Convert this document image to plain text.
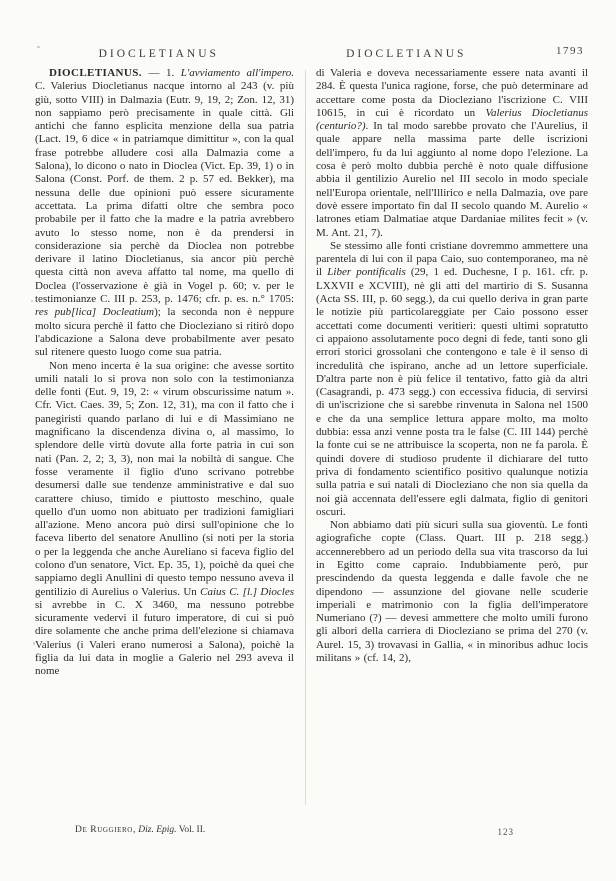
DIOCLETIANUS	DIOCLETIANUS	1793

DIOCLETIANUS. — 1. L'avviamento all'impero. C. Valerius Diocletianus nacque intorno al 243 (v. più giù, sotto VIII) in Dalmazia (Eutr. 9, 19, 2; Zon. 12, 31) non sappiamo però precisamente in quale città. Gli antichi che fanno esplicita menzione della sua patria (Lact. 19, 6 dice « in patriamque dimittitur », con la qual frase potrebbe alludere così alla Dalmazia come a Salona), lo dicono o nato in Dioclea (Vict. Ep. 39, 1) o in Salona (Const. Porf. de them. 2 p. 57 ed. Bekker), ma nessuna delle due opinioni può essere sicuramente accettata. La prima difatti oltre che sembra poco probabile per il fatto che la madre e la patria avrebbero avuto lo stesso nome, non è da prendersi in considerazione sia perchè da Dioclea non potrebbe derivare il latino Diocletianus, sia ancor più perchè questa città non aveva affatto tal nome, ma quello di Doclea (l'osservazione è già in Vogel p. 60; v. per le testimonianze C. III p. 253, p. 1476; cfr. p. es. n.° 1705: res pub[lica] Docleatium); la seconda non è neppure molto sicura perchè il fatto che Diocleziano si ritirò dopo l'abdicazione a Salona deve probabilmente aver pesato sul ritenere questo luogo come sua patria.

Non meno incerta è la sua origine: che avesse sortito umili natali lo si prova non solo con la testimonianza delle fonti (Eut. 9, 19, 2: « virum obscurissime natum ». Cfr. Vict. Caes. 39, 5; Zon. 12, 31), ma con il fatto che i panegiristi quando parlano di lui e di Massimiano ne magnificano la discendenza divina o, al massimo, lo splendore delle virtù dovute alla forte patria in cui son nati (Pan. 2, 2; 3, 3), non mai la nobiltà di sangue. Che fosse veramente il figlio d'uno scrivano potrebbe desumersi dalle sue tendenze amministrative e dal suo carattere chiuso, timido e piuttosto meschino, quale quello d'un uomo non abituato per tradizioni famigliari all'azione. Meno ancora può dirsi sull'opinione che lo faceva liberto del senatore Anullino (si noti per la storia o per la leggenda che anche Aureliano si faceva figlio del colono d'un senatore, Vict. Ep. 35, 1), poichè da quei che sappiamo degli Anullini di questo tempo nessuno aveva il gentilizio di Aurelius o Valerius. Un Caius C. [l.] Diocles si avrebbe in C. X 3460, ma nessuno potrebbe sicuramente vedervi il futuro imperatore, di cui si può dire solamente che anche prima dell'elezione si chiamava Valerius (i Valeri erano numerosi a Salona), poichè la figlia da lui data in moglie a Galerio nel 293 aveva il nome

di Valeria e doveva necessariamente essere nata avanti il 284. È questa l'unica ragione, forse, che può determinare ad accettare come posta da Diocleziano l'iscrizione C. VIII 10615, in cui è ricordato un Valerius Diocletianus (centurio?). In tal modo sarebbe provato che l'Aurelius, il quale appare nella massima parte delle iscrizioni dell'impero, fu da lui aggiunto al nome dopo l'elezione. La cosa è però molto dubbia perchè è noto quale diffusione abbia il gentilizio Aurelio nel III secolo in modo speciale nell'Europa orientale, nell'Illirico e nella Dalmazia, ove pare dovè essere importato fin dal II secolo quando M. Aurelio « latrones etiam Dalmatiae atque Dardaniae milites fecit » (v. M. Ant. 21, 7).

Se stessimo alle fonti cristiane dovremmo ammettere una parentela di lui con il papa Caio, suo contemporaneo, ma nè il Liber pontificalis (29, 1 ed. Duchesne, I p. 161. cfr. p. LXXVII e XCVIII), nè gli atti del martirio di S. Susanna (Acta SS. III, p. 60 segg.), da cui quello deriva in gran parte le notizie più particolareggiate per Caio possono esser accettati come documenti veritieri: questi ultimi sopratutto ci appaiono assolutamente poco degni di fede, tanti sono gli errori storici grossolani che contengono e tale è il senso di incredulità che ispirano, anche ad un lettore superficiale. D'altra parte non è più felice il tentativo, fatto già da altri (Casagrandi, p. 473 segg.) con eccessiva fiducia, di servirsi di un'iscrizione che si sarebbe rinvenuta in Salona nel 1500 e che da una semplice lettura appare molto, ma molto dubbia: essa anzi venne posta tra le false (C. III 144) perchè la fonte cui se ne attribuisce la scoperta, non ne fa parola. È quindi dovere di studioso prudente il dichiarare del tutto priva di fondamento scientifico positivo qualunque notizia sulla patria e sui natali di Diocleziano che non sia quella da noi già accennata dell'essere egli dalmata, figlio di genitori oscuri.

Non abbiamo dati più sicuri sulla sua gioventù. Le fonti agiografiche copte (Class. Quart. III p. 218 segg.) accennerebbero ad un periodo della sua vita trascorso da lui in Egitto come capraio. Indubbiamente però, pur prescindendo da questa leggenda e dalle favole che ne dipendono — assunzione del giovane nelle scuderie imperiali e matrimonio con la figlia dell'imperatore Numeriano (?) — devesi ammettere che molto umili furono gli albori della carriera di Diocleziano se prima del 270 (v. Aurel. 15, 3) trovavasi in Gallia, « in minoribus adhuc locis militans » (cf. 14, 2),

De Ruggiero, Diz. Epig. Vol. II.	123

▶ Task directions
An exact transcription of all the entries is required, without the pictures.

▶ Task answer
Convert this document image to plain text.
DIOCLETIANUS	DIOCLETIANUS	1793

DIOCLETIANUS. — 1. L'avviamento all'impero. C. Valerius Diocletianus nacque intorno al 243 (v. più giù, sotto VIII) in Dalmazia (Eutr. 9, 19, 2; Zon. 12, 31) non sappiamo però precisamente in quale città. Gli antichi che fanno esplicita menzione della sua patria (Lact. 19, 6 dice « in patriamque dimittitur », con la qual frase potrebbe alludere così alla Dalmazia come a Salona), lo dicono o nato in Dioclea (Vict. Ep. 39, 1) o in Salona (Const. Porf. de them. 2 p. 57 ed. Bekker), ma nessuna delle due opinioni può essere sicuramente accettata. La prima difatti oltre che sembra poco probabile per il fatto che la madre e la patria avrebbero avuto lo stesso nome, non è da prendersi in considerazione sia perchè da Dioclea non potrebbe derivare il latino Diocletianus, sia ancor più perchè questa città non aveva affatto tal nome, ma quello di Doclea (l'osservazione è già in Vogel p. 60; v. per le testimonianze C. III p. 253, p. 1476; cfr. p. es. n.° 1705: res pub[lica] Docleatium); la seconda non è neppure molto sicura perchè il fatto che Diocleziano si ritirò dopo l'abdicazione a Salona deve probabilmente aver pesato sul ritenere questo luogo come sua patria.

Non meno incerta è la sua origine: che avesse sortito umili natali lo si prova non solo con la testimonianza delle fonti (Eut. 9, 19, 2: « virum obscurissime natum ». Cfr. Vict. Caes. 39, 5; Zon. 12, 31), ma con il fatto che i panegiristi quando parlano di lui e di Massimiano ne magnificano la discendenza divina o, al massimo, lo splendore delle virtù dovute alla forte patria in cui son nati (Pan. 2, 2; 3, 3), non mai la nobiltà di sangue. Che fosse veramente il figlio d'uno scrivano potrebbe desumersi dalle sue tendenze amministrative e dal suo carattere chiuso, timido e piuttosto meschino, quale quello d'un uomo non abituato per tradizioni famigliari all'azione. Meno ancora può dirsi sull'opinione che lo faceva liberto del senatore Anullino (si noti per la storia o per la leggenda che anche Aureliano si faceva figlio del colono d'un senatore, Vict. Ep. 35, 1), poichè da quei che sappiamo degli Anullini di questo tempo nessuno aveva il gentilizio di Aurelius o Valerius. Un Caius C. [l.] Diocles si avrebbe in C. X 3460, ma nessuno potrebbe sicuramente vedervi il futuro imperatore, di cui si può dire solamente che anche prima dell'elezione si chiamava Valerius (i Valeri erano numerosi a Salona), poichè la figlia da lui data in moglie a Galerio nel 293 aveva il nome

di Valeria e doveva necessariamente essere nata avanti il 284. È questa l'unica ragione, forse, che può determinare ad accettare come posta da Diocleziano l'iscrizione C. VIII 10615, in cui è ricordato un Valerius Diocletianus (centurio?). In tal modo sarebbe provato che l'Aurelius, il quale appare nella massima parte delle iscrizioni dell'impero, fu da lui aggiunto al nome dopo l'elezione. La cosa è però molto dubbia perchè è noto quale diffusione abbia il gentilizio Aurelio nel III secolo in modo speciale nell'Europa orientale, nell'Illirico e nella Dalmazia, ove pare dovè essere importato fin dal II secolo quando M. Aurelio « latrones etiam Dalmatiae atque Dardaniae milites fecit » (v. M. Ant. 21, 7).

Se stessimo alle fonti cristiane dovremmo ammettere una parentela di lui con il papa Caio, suo contemporaneo, ma nè il Liber pontificalis (29, 1 ed. Duchesne, I p. 161. cfr. p. LXXVII e XCVIII), nè gli atti del martirio di S. Susanna (Acta SS. III, p. 60 segg.), da cui quello deriva in gran parte le notizie più particolareggiate per Caio possono esser accettati come documenti veritieri: questi ultimi sopratutto ci appaiono assolutamente poco degni di fede, tanti sono gli errori storici grossolani che contengono e tale è il senso di incredulità che ispirano, anche ad un lettore superficiale. D'altra parte non è più felice il tentativo, fatto già da altri (Casagrandi, p. 473 segg.) con eccessiva fiducia, di servirsi di un'iscrizione che si sarebbe rinvenuta in Salona nel 1500 e che da una semplice lettura appare molto, ma molto dubbia: essa anzi venne posta tra le false (C. III 144) perchè la fonte cui se ne attribuisce la scoperta, non ne fa parola. È quindi dovere di studioso prudente il dichiarare del tutto priva di fondamento scientifico positivo qualunque notizia sulla patria e sui natali di Diocleziano che non sia quella da noi già accennata dell'essere egli dalmata, figlio di genitori oscuri.

Non abbiamo dati più sicuri sulla sua gioventù. Le fonti agiografiche copte (Class. Quart. III p. 218 segg.) accennerebbero ad un periodo della sua vita trascorso da lui in Egitto come capraio. Indubbiamente però, pur prescindendo da questa leggenda e dalle favole che ne dipendono — assunzione del giovane nelle scuderie imperiali e matrimonio con la figlia dell'imperatore Numeriano (?) — devesi ammettere che molto umili furono gli albori della carriera di Diocleziano se prima del 270 (v. Aurel. 15, 3) trovavasi in Gallia, « in minoribus adhuc locis militans » (cf. 14, 2),

De Ruggiero, Diz. Epig. Vol. II.	123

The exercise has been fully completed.